» Task details
Output every record below exactly as it appears.

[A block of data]
========
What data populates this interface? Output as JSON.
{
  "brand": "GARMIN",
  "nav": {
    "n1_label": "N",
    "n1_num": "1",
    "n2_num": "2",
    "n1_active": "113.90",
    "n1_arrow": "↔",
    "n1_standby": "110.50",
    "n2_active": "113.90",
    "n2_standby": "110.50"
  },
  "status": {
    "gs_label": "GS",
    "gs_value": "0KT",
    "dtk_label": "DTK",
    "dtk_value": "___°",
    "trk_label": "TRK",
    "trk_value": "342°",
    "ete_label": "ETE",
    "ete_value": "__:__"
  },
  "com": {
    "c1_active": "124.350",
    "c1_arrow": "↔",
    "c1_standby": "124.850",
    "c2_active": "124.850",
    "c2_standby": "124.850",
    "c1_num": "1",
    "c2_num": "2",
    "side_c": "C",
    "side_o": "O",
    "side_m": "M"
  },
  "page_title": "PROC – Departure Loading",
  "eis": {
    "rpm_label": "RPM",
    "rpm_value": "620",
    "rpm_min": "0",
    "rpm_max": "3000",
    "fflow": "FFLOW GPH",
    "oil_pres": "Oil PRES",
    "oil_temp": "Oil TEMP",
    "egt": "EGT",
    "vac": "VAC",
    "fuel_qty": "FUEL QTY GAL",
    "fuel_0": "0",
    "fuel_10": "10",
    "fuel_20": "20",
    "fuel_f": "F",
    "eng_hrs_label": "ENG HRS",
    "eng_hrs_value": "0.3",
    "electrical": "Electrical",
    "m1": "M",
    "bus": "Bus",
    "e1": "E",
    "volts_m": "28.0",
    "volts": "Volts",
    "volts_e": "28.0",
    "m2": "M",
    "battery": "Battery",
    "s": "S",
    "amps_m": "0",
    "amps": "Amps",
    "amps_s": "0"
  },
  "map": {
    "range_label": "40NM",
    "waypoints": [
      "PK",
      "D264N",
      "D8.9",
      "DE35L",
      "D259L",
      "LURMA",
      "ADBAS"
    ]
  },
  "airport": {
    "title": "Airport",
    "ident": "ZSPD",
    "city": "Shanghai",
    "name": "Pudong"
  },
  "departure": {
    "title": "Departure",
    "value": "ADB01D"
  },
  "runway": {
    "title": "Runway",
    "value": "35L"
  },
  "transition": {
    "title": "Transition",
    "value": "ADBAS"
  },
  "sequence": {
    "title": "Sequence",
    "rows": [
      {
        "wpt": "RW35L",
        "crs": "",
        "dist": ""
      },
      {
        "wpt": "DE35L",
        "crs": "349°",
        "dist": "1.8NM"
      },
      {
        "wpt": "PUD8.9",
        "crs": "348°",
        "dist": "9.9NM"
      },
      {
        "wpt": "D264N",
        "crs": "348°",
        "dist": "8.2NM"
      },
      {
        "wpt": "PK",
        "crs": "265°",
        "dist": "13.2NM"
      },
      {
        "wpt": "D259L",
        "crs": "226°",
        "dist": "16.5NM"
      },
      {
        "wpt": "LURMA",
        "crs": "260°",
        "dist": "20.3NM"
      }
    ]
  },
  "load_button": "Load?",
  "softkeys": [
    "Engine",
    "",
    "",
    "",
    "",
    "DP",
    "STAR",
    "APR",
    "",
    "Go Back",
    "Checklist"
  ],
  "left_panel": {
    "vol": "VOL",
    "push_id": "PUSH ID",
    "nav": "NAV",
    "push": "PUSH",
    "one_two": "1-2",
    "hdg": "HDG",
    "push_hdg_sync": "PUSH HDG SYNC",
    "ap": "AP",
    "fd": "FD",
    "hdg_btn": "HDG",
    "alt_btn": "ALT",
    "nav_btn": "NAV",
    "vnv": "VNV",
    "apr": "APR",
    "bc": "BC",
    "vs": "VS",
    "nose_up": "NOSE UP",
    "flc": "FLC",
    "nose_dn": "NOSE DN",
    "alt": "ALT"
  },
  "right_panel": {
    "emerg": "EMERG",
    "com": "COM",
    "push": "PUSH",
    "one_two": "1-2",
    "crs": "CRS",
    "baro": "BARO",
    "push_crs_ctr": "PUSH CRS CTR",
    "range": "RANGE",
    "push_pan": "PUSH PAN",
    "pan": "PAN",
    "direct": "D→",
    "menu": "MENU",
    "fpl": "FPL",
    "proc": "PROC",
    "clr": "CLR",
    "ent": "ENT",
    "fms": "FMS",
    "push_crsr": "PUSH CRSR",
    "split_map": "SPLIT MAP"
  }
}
========
» Solution to this exercise
What data populates this interface? Output as JSON.
{
  "brand": "GARMIN",
  "nav": {
    "n1_label": "N",
    "n1_num": "1",
    "n2_num": "2",
    "n1_active": "113.90",
    "n1_arrow": "↔",
    "n1_standby": "110.50",
    "n2_active": "113.90",
    "n2_standby": "110.50"
  },
  "status": {
    "gs_label": "GS",
    "gs_value": "0KT",
    "dtk_label": "DTK",
    "dtk_value": "___°",
    "trk_label": "TRK",
    "trk_value": "342°",
    "ete_label": "ETE",
    "ete_value": "__:__"
  },
  "com": {
    "c1_active": "124.350",
    "c1_arrow": "↔",
    "c1_standby": "124.850",
    "c2_active": "124.850",
    "c2_standby": "124.850",
    "c1_num": "1",
    "c2_num": "2",
    "side_c": "C",
    "side_o": "O",
    "side_m": "M"
  },
  "page_title": "PROC – Departure Loading",
  "eis": {
    "rpm_label": "RPM",
    "rpm_value": "620",
    "rpm_min": "0",
    "rpm_max": "3000",
    "fflow": "FFLOW GPH",
    "oil_pres": "Oil PRES",
    "oil_temp": "Oil TEMP",
    "egt": "EGT",
    "vac": "VAC",
    "fuel_qty": "FUEL QTY GAL",
    "fuel_0": "0",
    "fuel_10": "10",
    "fuel_20": "20",
    "fuel_f": "F",
    "eng_hrs_label": "ENG HRS",
    "eng_hrs_value": "0.3",
    "electrical": "Electrical",
    "m1": "M",
    "bus": "Bus",
    "e1": "E",
    "volts_m": "28.0",
    "volts": "Volts",
    "volts_e": "28.0",
    "m2": "M",
    "battery": "Battery",
    "s": "S",
    "amps_m": "0",
    "amps": "Amps",
    "amps_s": "0"
  },
  "map": {
    "range_label": "40NM",
    "waypoints": [
      "PK",
      "D264N",
      "D8.9",
      "DE35L",
      "D259L",
      "LURMA",
      "ADBAS"
    ]
  },
  "airport": {
    "title": "Airport",
    "ident": "ZSPD",
    "city": "Shanghai",
    "name": "Pudong"
  },
  "departure": {
    "title": "Departure",
    "value": "ADB01D"
  },
  "runway": {
    "title": "Runway",
    "value": "35L"
  },
  "transition": {
    "title": "Transition",
    "value": "ADBAS"
  },
  "sequence": {
    "title": "Sequence",
    "rows": [
      {
        "wpt": "RW35L",
        "crs": "",
        "dist": ""
      },
      {
        "wpt": "DE35L",
        "crs": "349°",
        "dist": "1.8NM"
      },
      {
        "wpt": "PUD8.9",
        "crs": "348°",
        "dist": "9.9NM"
      },
      {
        "wpt": "D264N",
        "crs": "348°",
        "dist": "8.2NM"
      },
      {
        "wpt": "PK",
        "crs": "265°",
        "dist": "13.2NM"
      },
      {
        "wpt": "D259L",
        "crs": "226°",
        "dist": "16.5NM"
      },
      {
        "wpt": "LURMA",
        "crs": "260°",
        "dist": "20.3NM"
      }
    ]
  },
  "load_button": "Load?",
  "softkeys": [
    "Engine",
    "",
    "",
    "",
    "",
    "DP",
    "STAR",
    "APR",
    "",
    "Go Back",
    "Checklist"
  ],
  "left_panel": {
    "vol": "VOL",
    "push_id": "PUSH ID",
    "nav": "NAV",
    "push": "PUSH",
    "one_two": "1-2",
    "hdg": "HDG",
    "push_hdg_sync": "PUSH HDG SYNC",
    "ap": "AP",
    "fd": "FD",
    "hdg_btn": "HDG",
    "alt_btn": "ALT",
    "nav_btn": "NAV",
    "vnv": "VNV",
    "apr": "APR",
    "bc": "BC",
    "vs": "VS",
    "nose_up": "NOSE UP",
    "flc": "FLC",
    "nose_dn": "NOSE DN",
    "alt": "ALT"
  },
  "right_panel": {
    "emerg": "EMERG",
    "com": "COM",
    "push": "PUSH",
    "one_two": "1-2",
    "crs": "CRS",
    "baro": "BARO",
    "push_crs_ctr": "PUSH CRS CTR",
    "range": "RANGE",
    "push_pan": "PUSH PAN",
    "pan": "PAN",
    "direct": "D→",
    "menu": "MENU",
    "fpl": "FPL",
    "proc": "PROC",
    "clr": "CLR",
    "ent": "ENT",
    "fms": "FMS",
    "push_crsr": "PUSH CRSR",
    "split_map": "SPLIT MAP"
  }
}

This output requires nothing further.